_TASK BRIEF_. Review the listing and copy each line that holds the word "ತರಗತ".

_DATA FOR THE TASK_.
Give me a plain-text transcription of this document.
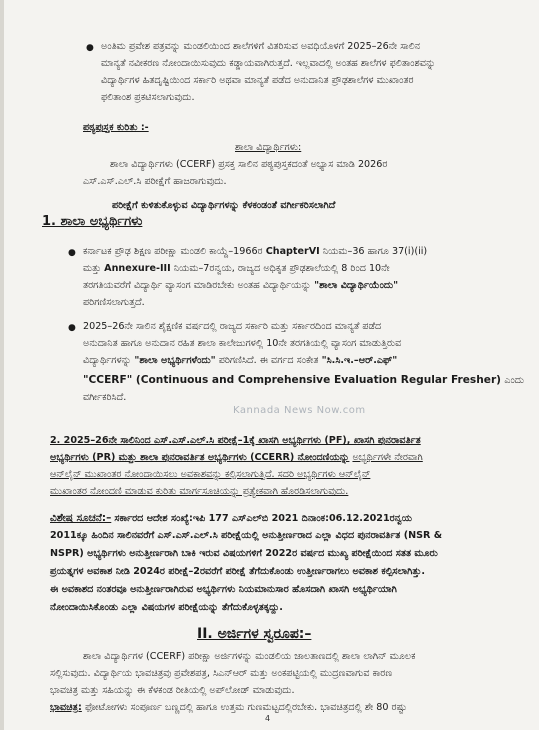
● ಅಂತಿಮ ಪ್ರವೇಶ ಪತ್ರವನ್ನು ಮಂಡಲಿಯಿಂದ ಶಾಲೆಗಳಿಗೆ ವಿತರಿಸುವ ಅವಧಿಯೊಳಗೆ 2025–26ನೇ ಸಾಲಿನ
ಮಾನ್ಯತೆ ನವೀಕರಣ ನೋಂದಾಯಿಸುವುದು ಕಡ್ಡಾಯವಾಗಿರುತ್ತದೆ. ಇಲ್ಲವಾದಲ್ಲಿ ಅಂತಹ ಶಾಲೆಗಳ ಫಲಿತಾಂಶವನ್ನು
ವಿದ್ಯಾರ್ಥಿಗಳ ಹಿತದೃಷ್ಟಿಯಿಂದ ಸರ್ಕಾರಿ ಅಥವಾ ಮಾನ್ಯತೆ ಪಡೆದ ಅನುದಾನಿತ ಪ್ರೌಢಶಾಲೆಗಳ ಮುಖಾಂತರ
ಫಲಿತಾಂಶ ಪ್ರಕಟಿಸಲಾಗುವುದು.
ಪಠ್ಯಪುಸ್ತಕ ಕುರಿತು :-
ಶಾಲಾ ವಿದ್ಯಾರ್ಥಿಗಳು:
ಶಾಲಾ ವಿದ್ಯಾರ್ಥಿಗಳು (CCERF) ಪ್ರಸಕ್ತ ಸಾಲಿನ ಪಠ್ಯಪುಸ್ತಕದಂತೆ ಅಭ್ಯಾಸ ಮಾಡಿ 2026ರ
ಎಸ್.ಎಸ್.ಎಲ್.ಸಿ ಪರೀಕ್ಷೆಗೆ ಹಾಜರಾಗುವುದು.
ಪರೀಕ್ಷೆಗೆ ಕುಳಿತುಕೊಳ್ಳುವ ವಿದ್ಯಾರ್ಥಿಗಳನ್ನು ಕೆಳಕಂಡಂತೆ ವರ್ಗೀಕರಿಸಲಾಗಿದೆ
1. ಶಾಲಾ ಅಭ್ಯರ್ಥಿಗಳು
● ಕರ್ನಾಟಕ ಪ್ರೌಢ ಶಿಕ್ಷಣ ಪರೀಕ್ಷಾ ಮಂಡಲಿ ಕಾಯ್ದೆ–1966ರ ChapterVI ನಿಯಮ–36 ಹಾಗೂ 37(i)(ii)
ಮತ್ತು Annexure-III ನಿಯಮ–7ರನ್ವಯ, ರಾಜ್ಯದ ಅಧಿಕೃತ ಪ್ರೌಢಶಾಲೆಯಲ್ಲಿ 8 ರಿಂದ 10ನೇ
ತರಗತಿಯವರೆಗೆ ವಿದ್ಯಾರ್ಥಿ ವ್ಯಾಸಂಗ ಮಾಡಿರಬೇಕು ಅಂತಹ ವಿದ್ಯಾರ್ಥಿಯನ್ನು "ಶಾಲಾ ವಿದ್ಯಾರ್ಥಿಯೆಂದು"
ಪರಿಗಣಿಸಲಾಗುತ್ತದೆ.
● 2025–26ನೇ ಸಾಲಿನ ಶೈಕ್ಷಣಿಕ ವರ್ಷದಲ್ಲಿ ರಾಜ್ಯದ ಸರ್ಕಾರಿ ಮತ್ತು ಸರ್ಕಾರದಿಂದ ಮಾನ್ಯತೆ ಪಡೆದ
ಅನುದಾನಿತ ಹಾಗೂ ಅನುದಾನ ರಹಿತ ಶಾಲಾ ಕಾಲೇಜುಗಳಲ್ಲಿ 10ನೇ ತರಗತಿಯಲ್ಲಿ ವ್ಯಾಸಂಗ ಮಾಡುತ್ತಿರುವ
ವಿದ್ಯಾರ್ಥಿಗಳನ್ನು "ಶಾಲಾ ಅಭ್ಯರ್ಥಿಗಳೆಂದು" ಪರಿಗಣಿಸಿದೆ. ಈ ವರ್ಗದ ಸಂಕೇತ "ಸಿ.ಸಿ.ಇ.–ಆರ್.ಎಫ್"
"CCERF" (Continuous and Comprehensive Evaluation Regular Fresher) ಎಂದು
ವರ್ಗೀಕರಿಸಿದೆ.
Kannada News Now.com
2. 2025–26ನೇ ಸಾಲಿನಿಂದ ಎಸ್.ಎಸ್.ಎಲ್.ಸಿ ಪರೀಕ್ಷೆ–1ಕ್ಕೆ ಖಾಸಗಿ ಅಭ್ಯರ್ಥಿಗಳು (PF), ಖಾಸಗಿ ಪುನರಾವರ್ತಿತ
ಅಭ್ಯರ್ಥಿಗಳು (PR) ಮತ್ತು ಶಾಲಾ ಪುನರಾವರ್ತಿತ ಅಭ್ಯರ್ಥಿಗಳು (CCERR) ನೋಂದಣಿಯನ್ನು ಅಭ್ಯರ್ಥಿಗಳೇ ನೇರವಾಗಿ
ಆನ್‌ಲೈನ್ ಮುಖಾಂತರ ನೋಂದಾಯಿಸಲು ಅವಕಾಶವನ್ನು ಕಲ್ಪಿಸಲಾಗುತ್ತಿದೆ. ಸದರಿ ಅಭ್ಯರ್ಥಿಗಳು ಆನ್‌ಲೈನ್
ಮುಖಾಂತರ ನೋಂದಣಿ ಮಾಡುವ ಕುರಿತು ಮಾರ್ಗಸೂಚಿಯನ್ನು ಪ್ರತ್ಯೇಕವಾಗಿ ಹೊರಡಿಸಲಾಗುವುದು.
ವಿಶೇಷ ಸೂಚನೆ:– ಸರ್ಕಾರದ ಆದೇಶ ಸಂಖ್ಯೆ:ಇಪಿ 177 ಎಸ್‌ಎಲ್‌ಬಿ 2021 ದಿನಾಂಕ:06.12.2021ರನ್ವಯ
2011ಕ್ಕೂ ಹಿಂದಿನ ಸಾಲಿನವರೆಗೆ ಎಸ್.ಎಸ್.ಎಲ್.ಸಿ ಪರೀಕ್ಷೆಯಲ್ಲಿ ಅನುತ್ತೀರ್ಣರಾದ ಎಲ್ಲಾ ವಿಧದ ಪುನರಾವರ್ತಿತ (NSR &
NSPR) ಅಭ್ಯರ್ಥಿಗಳು ಅನುತ್ತೀರ್ಣರಾಗಿ ಬಾಕಿ ಇರುವ ವಿಷಯಗಳಿಗೆ 2022ರ ವರ್ಷದ ಮುಖ್ಯ ಪರೀಕ್ಷೆಯಿಂದ ಸತತ ಮೂರು
ಪ್ರಯತ್ನಗಳ ಅವಕಾಶ ನೀಡಿ 2024ರ ಪರೀಕ್ಷೆ–2ರವರೆಗೆ ಪರೀಕ್ಷೆ ತೆಗೆದುಕೊಂಡು ಉತ್ತೀರ್ಣರಾಗಲು ಅವಕಾಶ ಕಲ್ಪಿಸಲಾಗಿತ್ತು.
ಈ ಅವಕಾಶದ ನಂತರವೂ ಅನುತ್ತೀರ್ಣರಾಗಿರುವ ಅಭ್ಯರ್ಥಿಗಳು ನಿಯಮಾನುಸಾರ ಹೊಸದಾಗಿ ಖಾಸಗಿ ಅಭ್ಯರ್ಥಿಯಾಗಿ
ನೋಂದಾಯಿಸಿಕೊಂಡು ಎಲ್ಲಾ ವಿಷಯಗಳ ಪರೀಕ್ಷೆಯನ್ನು ತೆಗೆದುಕೊಳ್ಳತಕ್ಕದ್ದು.
II. ಅರ್ಜಿಗಳ ಸ್ವರೂಪ:–
ಶಾಲಾ ವಿದ್ಯಾರ್ಥಿಗಳ (CCERF) ಪರೀಕ್ಷಾ ಅರ್ಜಿಗಳನ್ನು ಮಂಡಲಿಯ ಜಾಲತಾಣದಲ್ಲಿ ಶಾಲಾ ಲಾಗಿನ್ ಮೂಲಕ
ಸಲ್ಲಿಸುವುದು. ವಿದ್ಯಾರ್ಥಿಯ ಭಾವಚಿತ್ರವು ಪ್ರವೇಶಪತ್ರ, ಸಿಎನ್‌ಆರ್ ಮತ್ತು ಅಂಕಪಟ್ಟಿಯಲ್ಲಿ ಮುದ್ರಣವಾಗುವ ಕಾರಣ
ಭಾವಚಿತ್ರ ಮತ್ತು ಸಹಿಯನ್ನು ಈ ಕೆಳಕಂಡ ರೀತಿಯಲ್ಲಿ ಅಪ್‌ಲೋಡ್ ಮಾಡುವುದು.
ಭಾವಚಿತ್ರ: ಫೋಟೋಗಳು ಸಂಪೂರ್ಣ ಬಣ್ಣದಲ್ಲಿ ಹಾಗೂ ಉತ್ತಮ ಗುಣಮಟ್ಟದಲ್ಲಿರಬೇಕು. ಭಾವಚಿತ್ರದಲ್ಲಿ ಶೇ 80 ರಷ್ಟು
4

_TASK ANSWER_.
ತರಗತಿಯವರೆಗೆ ವಿದ್ಯಾರ್ಥಿ ವ್ಯಾಸಂಗ ಮಾಡಿರಬೇಕು ಅಂತಹ ವಿದ್ಯಾರ್ಥಿಯನ್ನು "ಶಾಲಾ ವಿದ್ಯಾರ್ಥಿಯೆಂದು"
ಅನುದಾನಿತ ಹಾಗೂ ಅನುದಾನ ರಹಿತ ಶಾಲಾ ಕಾಲೇಜುಗಳಲ್ಲಿ 10ನೇ ತರಗತಿಯಲ್ಲಿ ವ್ಯಾಸಂಗ ಮಾಡುತ್ತಿರುವ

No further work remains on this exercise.